[BEGIN]

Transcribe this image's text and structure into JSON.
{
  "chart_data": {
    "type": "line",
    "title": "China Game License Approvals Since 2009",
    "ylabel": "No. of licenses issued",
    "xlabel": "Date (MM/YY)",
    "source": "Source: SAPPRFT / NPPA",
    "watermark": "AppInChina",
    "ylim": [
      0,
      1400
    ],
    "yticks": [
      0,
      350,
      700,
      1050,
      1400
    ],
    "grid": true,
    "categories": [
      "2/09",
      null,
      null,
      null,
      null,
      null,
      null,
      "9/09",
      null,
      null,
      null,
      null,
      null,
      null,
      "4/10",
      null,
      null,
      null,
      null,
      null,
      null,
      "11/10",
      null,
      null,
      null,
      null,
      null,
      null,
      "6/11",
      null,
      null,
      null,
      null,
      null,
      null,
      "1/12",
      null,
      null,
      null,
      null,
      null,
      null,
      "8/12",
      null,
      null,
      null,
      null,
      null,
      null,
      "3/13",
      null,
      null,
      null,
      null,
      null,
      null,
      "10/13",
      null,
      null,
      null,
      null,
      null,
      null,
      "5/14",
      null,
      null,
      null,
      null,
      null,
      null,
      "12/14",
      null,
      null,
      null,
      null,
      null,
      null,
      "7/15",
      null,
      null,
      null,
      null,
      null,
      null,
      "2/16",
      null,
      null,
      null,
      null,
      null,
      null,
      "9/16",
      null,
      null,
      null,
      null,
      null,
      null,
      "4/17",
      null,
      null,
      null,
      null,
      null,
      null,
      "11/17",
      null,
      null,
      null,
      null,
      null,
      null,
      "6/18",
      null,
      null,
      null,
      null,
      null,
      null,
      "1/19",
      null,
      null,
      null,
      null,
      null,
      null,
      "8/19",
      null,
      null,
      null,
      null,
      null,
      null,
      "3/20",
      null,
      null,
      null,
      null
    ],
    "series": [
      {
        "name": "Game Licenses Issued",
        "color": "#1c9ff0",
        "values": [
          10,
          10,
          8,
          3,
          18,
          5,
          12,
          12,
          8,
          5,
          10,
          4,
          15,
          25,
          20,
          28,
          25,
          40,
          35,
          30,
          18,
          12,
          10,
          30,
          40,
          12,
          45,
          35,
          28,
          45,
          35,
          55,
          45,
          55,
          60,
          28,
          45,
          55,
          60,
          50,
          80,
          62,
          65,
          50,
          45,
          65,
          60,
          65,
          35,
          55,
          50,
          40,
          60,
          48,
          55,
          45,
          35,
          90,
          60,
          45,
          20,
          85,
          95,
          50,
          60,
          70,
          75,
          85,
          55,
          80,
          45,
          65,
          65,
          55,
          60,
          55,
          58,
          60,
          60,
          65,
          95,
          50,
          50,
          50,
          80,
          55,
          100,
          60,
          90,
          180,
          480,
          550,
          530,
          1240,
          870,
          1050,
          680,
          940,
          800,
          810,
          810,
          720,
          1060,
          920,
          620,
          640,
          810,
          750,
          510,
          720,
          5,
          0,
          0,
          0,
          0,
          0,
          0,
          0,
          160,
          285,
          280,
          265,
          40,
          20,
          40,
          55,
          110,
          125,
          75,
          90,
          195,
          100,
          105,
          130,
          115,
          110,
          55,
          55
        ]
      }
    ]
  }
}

[END]

▸ Written instruction:
From the records above, extract every entry exactly as given.

▸ Expected output:
Transcribe this image's text and structure into JSON.
{
  "chart_data": {
    "type": "line",
    "title": "China Game License Approvals Since 2009",
    "ylabel": "No. of licenses issued",
    "xlabel": "Date (MM/YY)",
    "source": "Source: SAPPRFT / NPPA",
    "watermark": "AppInChina",
    "ylim": [
      0,
      1400
    ],
    "yticks": [
      0,
      350,
      700,
      1050,
      1400
    ],
    "grid": true,
    "categories": [
      "2/09",
      null,
      null,
      null,
      null,
      null,
      null,
      "9/09",
      null,
      null,
      null,
      null,
      null,
      null,
      "4/10",
      null,
      null,
      null,
      null,
      null,
      null,
      "11/10",
      null,
      null,
      null,
      null,
      null,
      null,
      "6/11",
      null,
      null,
      null,
      null,
      null,
      null,
      "1/12",
      null,
      null,
      null,
      null,
      null,
      null,
      "8/12",
      null,
      null,
      null,
      null,
      null,
      null,
      "3/13",
      null,
      null,
      null,
      null,
      null,
      null,
      "10/13",
      null,
      null,
      null,
      null,
      null,
      null,
      "5/14",
      null,
      null,
      null,
      null,
      null,
      null,
      "12/14",
      null,
      null,
      null,
      null,
      null,
      null,
      "7/15",
      null,
      null,
      null,
      null,
      null,
      null,
      "2/16",
      null,
      null,
      null,
      null,
      null,
      null,
      "9/16",
      null,
      null,
      null,
      null,
      null,
      null,
      "4/17",
      null,
      null,
      null,
      null,
      null,
      null,
      "11/17",
      null,
      null,
      null,
      null,
      null,
      null,
      "6/18",
      null,
      null,
      null,
      null,
      null,
      null,
      "1/19",
      null,
      null,
      null,
      null,
      null,
      null,
      "8/19",
      null,
      null,
      null,
      null,
      null,
      null,
      "3/20",
      null,
      null,
      null,
      null
    ],
    "series": [
      {
        "name": "Game Licenses Issued",
        "color": "#1c9ff0",
        "values": [
          10,
          10,
          8,
          3,
          18,
          5,
          12,
          12,
          8,
          5,
          10,
          4,
          15,
          25,
          20,
          28,
          25,
          40,
          35,
          30,
          18,
          12,
          10,
          30,
          40,
          12,
          45,
          35,
          28,
          45,
          35,
          55,
          45,
          55,
          60,
          28,
          45,
          55,
          60,
          50,
          80,
          62,
          65,
          50,
          45,
          65,
          60,
          65,
          35,
          55,
          50,
          40,
          60,
          48,
          55,
          45,
          35,
          90,
          60,
          45,
          20,
          85,
          95,
          50,
          60,
          70,
          75,
          85,
          55,
          80,
          45,
          65,
          65,
          55,
          60,
          55,
          58,
          60,
          60,
          65,
          95,
          50,
          50,
          50,
          80,
          55,
          100,
          60,
          90,
          180,
          480,
          550,
          530,
          1240,
          870,
          1050,
          680,
          940,
          800,
          810,
          810,
          720,
          1060,
          920,
          620,
          640,
          810,
          750,
          510,
          720,
          5,
          0,
          0,
          0,
          0,
          0,
          0,
          0,
          160,
          285,
          280,
          265,
          40,
          20,
          40,
          55,
          110,
          125,
          75,
          90,
          195,
          100,
          105,
          130,
          115,
          110,
          55,
          55
        ]
      }
    ]
  }
}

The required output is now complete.